▶ Given request: Write out each line of the material again, word for word.

(Dataset listings of figures)

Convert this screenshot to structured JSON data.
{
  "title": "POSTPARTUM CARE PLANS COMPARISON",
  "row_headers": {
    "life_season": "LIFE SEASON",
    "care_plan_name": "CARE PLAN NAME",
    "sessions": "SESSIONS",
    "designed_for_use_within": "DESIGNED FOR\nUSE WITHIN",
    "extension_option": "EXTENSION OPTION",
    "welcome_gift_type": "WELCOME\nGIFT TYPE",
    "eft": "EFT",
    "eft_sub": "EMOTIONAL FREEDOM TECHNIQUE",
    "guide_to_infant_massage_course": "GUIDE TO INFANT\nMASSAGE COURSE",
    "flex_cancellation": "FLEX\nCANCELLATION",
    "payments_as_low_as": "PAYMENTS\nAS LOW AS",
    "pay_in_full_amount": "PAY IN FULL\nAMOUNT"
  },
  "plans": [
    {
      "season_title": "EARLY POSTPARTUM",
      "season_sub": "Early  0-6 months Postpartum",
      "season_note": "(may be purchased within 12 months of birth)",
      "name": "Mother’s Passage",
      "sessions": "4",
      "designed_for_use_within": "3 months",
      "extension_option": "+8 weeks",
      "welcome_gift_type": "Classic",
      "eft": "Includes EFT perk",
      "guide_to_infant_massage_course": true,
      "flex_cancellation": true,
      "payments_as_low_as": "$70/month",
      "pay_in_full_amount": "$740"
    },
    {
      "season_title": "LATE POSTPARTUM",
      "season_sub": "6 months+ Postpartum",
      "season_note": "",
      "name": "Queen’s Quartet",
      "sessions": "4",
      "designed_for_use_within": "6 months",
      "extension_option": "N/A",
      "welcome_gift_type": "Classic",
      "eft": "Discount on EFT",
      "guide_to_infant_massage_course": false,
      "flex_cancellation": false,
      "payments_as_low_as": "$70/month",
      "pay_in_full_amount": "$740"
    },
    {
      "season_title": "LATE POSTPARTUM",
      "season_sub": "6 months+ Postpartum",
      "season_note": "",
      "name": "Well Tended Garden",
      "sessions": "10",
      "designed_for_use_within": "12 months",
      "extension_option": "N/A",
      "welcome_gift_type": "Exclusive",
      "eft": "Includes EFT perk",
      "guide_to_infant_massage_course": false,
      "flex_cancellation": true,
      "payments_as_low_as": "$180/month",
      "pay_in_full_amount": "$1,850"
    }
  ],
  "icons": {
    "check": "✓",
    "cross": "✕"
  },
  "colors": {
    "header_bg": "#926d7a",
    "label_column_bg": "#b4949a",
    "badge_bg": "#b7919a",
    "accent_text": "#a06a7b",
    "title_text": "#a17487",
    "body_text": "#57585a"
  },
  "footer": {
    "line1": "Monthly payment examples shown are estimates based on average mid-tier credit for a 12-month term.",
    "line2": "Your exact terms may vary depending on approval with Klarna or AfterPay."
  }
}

▶ Response to this exercise:
Convert this screenshot to structured JSON data.
{
  "title": "POSTPARTUM CARE PLANS COMPARISON",
  "row_headers": {
    "life_season": "LIFE SEASON",
    "care_plan_name": "CARE PLAN NAME",
    "sessions": "SESSIONS",
    "designed_for_use_within": "DESIGNED FOR\nUSE WITHIN",
    "extension_option": "EXTENSION OPTION",
    "welcome_gift_type": "WELCOME\nGIFT TYPE",
    "eft": "EFT",
    "eft_sub": "EMOTIONAL FREEDOM TECHNIQUE",
    "guide_to_infant_massage_course": "GUIDE TO INFANT\nMASSAGE COURSE",
    "flex_cancellation": "FLEX\nCANCELLATION",
    "payments_as_low_as": "PAYMENTS\nAS LOW AS",
    "pay_in_full_amount": "PAY IN FULL\nAMOUNT"
  },
  "plans": [
    {
      "season_title": "EARLY POSTPARTUM",
      "season_sub": "Early  0-6 months Postpartum",
      "season_note": "(may be purchased within 12 months of birth)",
      "name": "Mother’s Passage",
      "sessions": "4",
      "designed_for_use_within": "3 months",
      "extension_option": "+8 weeks",
      "welcome_gift_type": "Classic",
      "eft": "Includes EFT perk",
      "guide_to_infant_massage_course": true,
      "flex_cancellation": true,
      "payments_as_low_as": "$70/month",
      "pay_in_full_amount": "$740"
    },
    {
      "season_title": "LATE POSTPARTUM",
      "season_sub": "6 months+ Postpartum",
      "season_note": "",
      "name": "Queen’s Quartet",
      "sessions": "4",
      "designed_for_use_within": "6 months",
      "extension_option": "N/A",
      "welcome_gift_type": "Classic",
      "eft": "Discount on EFT",
      "guide_to_infant_massage_course": false,
      "flex_cancellation": false,
      "payments_as_low_as": "$70/month",
      "pay_in_full_amount": "$740"
    },
    {
      "season_title": "LATE POSTPARTUM",
      "season_sub": "6 months+ Postpartum",
      "season_note": "",
      "name": "Well Tended Garden",
      "sessions": "10",
      "designed_for_use_within": "12 months",
      "extension_option": "N/A",
      "welcome_gift_type": "Exclusive",
      "eft": "Includes EFT perk",
      "guide_to_infant_massage_course": false,
      "flex_cancellation": true,
      "payments_as_low_as": "$180/month",
      "pay_in_full_amount": "$1,850"
    }
  ],
  "icons": {
    "check": "✓",
    "cross": "✕"
  },
  "colors": {
    "header_bg": "#926d7a",
    "label_column_bg": "#b4949a",
    "badge_bg": "#b7919a",
    "accent_text": "#a06a7b",
    "title_text": "#a17487",
    "body_text": "#57585a"
  },
  "footer": {
    "line1": "Monthly payment examples shown are estimates based on average mid-tier credit for a 12-month term.",
    "line2": "Your exact terms may vary depending on approval with Klarna or AfterPay."
  }
}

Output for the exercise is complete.